= ARTICLE =
Tuesday, October 23, 2012

Key Learning from AWS Outage

"A service outage for Amazon’s Web Service (AWS) affected websites like Reddit, Flipboard, FastCompany, Heroku, Airbnb, Imgur, Pinterest and others late last night. It also seems that the outage affected some of Amazon’s storage units on the US East coast, and thus these websites which are hosted by AWS went down." - FirstPost

This was pretty exciting night of US Prez debate on October 22, 2012. We were having all our infrastructure and code-base made of solid steel. At least that's what we thought, until we realized our infrastructure wasn't as solid as Amazon claimed. About six hours before the the debate, 3PM EDT we started to see smaller glitches. And we realized that we can't reboot one of our EBS backed servers. We quickly launched another, but then ELB (Elastic Load Balancer) was was paralyzed. Then complete infrastructure started to fall like dominoes.

What went down? Some of the AWS's most marketed and claimed to be the best alternatives available, failed.
  1. ELB: Elastic load balancers hit hard. This is the gateway to our 20+ servers. It was hosed. It was unpredictably throwing instance in-service/out-of-service. And complete blackouts. We launched new ELBs, no avail.

    On one of the ELBs, we had to continuously re-save the instances in ELB to get them active once ELB marks them as unhealthy and throws out. (They were healthy).

    If you think the last para was bad. Prepare for the worse. One other load balancer just went inactive. Showing registering instances. Forever. Nothing worked. Then we launched another ELB, in the healthy zone us-east-1a, same problem for next 4 hour.
  2. EBS Backed Instances:  They were complete zombies. A couple if EBS backed instances would just do not do anything. SSH access, Nagios' NRPE checks all gone.
  3. EBS Volumes: Talk about tall claims, talk about EBS. Amazon market it as a better alternative to instance store backed. And this is not the first time EBS gave us a pain in the neck. It's slow for very fast IO like we do on Cassandra. It's expensive. And opposite to what Amazon says, it's not rock solid yet. The only guarantee you get is that your EBS volume will not be terminated unexpectedly. So, you will have your data safe. But, as we found, it may be unavailable/inaccessible for long enough time to spoil the game. In fact, one of the EBS volumes attached to our MySQL could not be detached until now (about 10 hours). And I do not know what's going to happen. We terminated the instance, tried force-detach. No luck.

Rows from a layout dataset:
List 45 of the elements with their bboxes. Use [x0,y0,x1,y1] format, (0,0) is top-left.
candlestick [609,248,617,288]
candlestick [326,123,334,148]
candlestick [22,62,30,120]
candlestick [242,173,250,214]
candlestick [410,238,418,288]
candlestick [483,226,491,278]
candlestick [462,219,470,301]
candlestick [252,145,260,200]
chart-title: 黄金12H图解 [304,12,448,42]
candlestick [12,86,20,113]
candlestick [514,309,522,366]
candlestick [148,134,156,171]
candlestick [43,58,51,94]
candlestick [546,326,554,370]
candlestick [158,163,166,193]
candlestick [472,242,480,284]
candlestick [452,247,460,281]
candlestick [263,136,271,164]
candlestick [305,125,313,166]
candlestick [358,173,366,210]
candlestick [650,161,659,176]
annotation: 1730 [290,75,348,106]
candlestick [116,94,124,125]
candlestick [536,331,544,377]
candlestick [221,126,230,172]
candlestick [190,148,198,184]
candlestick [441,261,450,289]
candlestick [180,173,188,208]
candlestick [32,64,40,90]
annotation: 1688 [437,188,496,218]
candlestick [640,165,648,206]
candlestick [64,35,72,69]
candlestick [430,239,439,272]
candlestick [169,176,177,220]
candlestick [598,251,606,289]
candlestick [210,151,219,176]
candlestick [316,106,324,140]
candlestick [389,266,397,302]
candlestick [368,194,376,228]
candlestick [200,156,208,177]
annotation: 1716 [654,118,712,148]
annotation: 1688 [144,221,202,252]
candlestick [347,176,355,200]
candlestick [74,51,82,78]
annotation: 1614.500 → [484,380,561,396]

= SET OF TASKS =
(1) List every website that the AWS outage article names as affected by the outage.
(2) Edit the part of the records that runs from their first line through the line containing "annotation: 1688 [437,188,496,218]", replacing "candlestick" with "bar" throughout and changing nothing else.
The text and the records are independent materials with no connection between them.

= ANSWERS FOR THIS EXERCISE =
(1) Reddit, Flipboard, FastCompany, Heroku, Airbnb, Imgur, Pinterest

(2)
List 45 of the elements with their bboxes. Use [x0,y0,x1,y1] format, (0,0) is top-left.
bar [609,248,617,288]
bar [326,123,334,148]
bar [22,62,30,120]
bar [242,173,250,214]
bar [410,238,418,288]
bar [483,226,491,278]
bar [462,219,470,301]
bar [252,145,260,200]
chart-title: 黄金12H图解 [304,12,448,42]
bar [12,86,20,113]
bar [514,309,522,366]
bar [148,134,156,171]
bar [43,58,51,94]
bar [546,326,554,370]
bar [158,163,166,193]
bar [472,242,480,284]
bar [452,247,460,281]
bar [263,136,271,164]
bar [305,125,313,166]
bar [358,173,366,210]
bar [650,161,659,176]
annotation: 1730 [290,75,348,106]
bar [116,94,124,125]
bar [536,331,544,377]
bar [221,126,230,172]
bar [190,148,198,184]
bar [441,261,450,289]
bar [180,173,188,208]
bar [32,64,40,90]
annotation: 1688 [437,188,496,218]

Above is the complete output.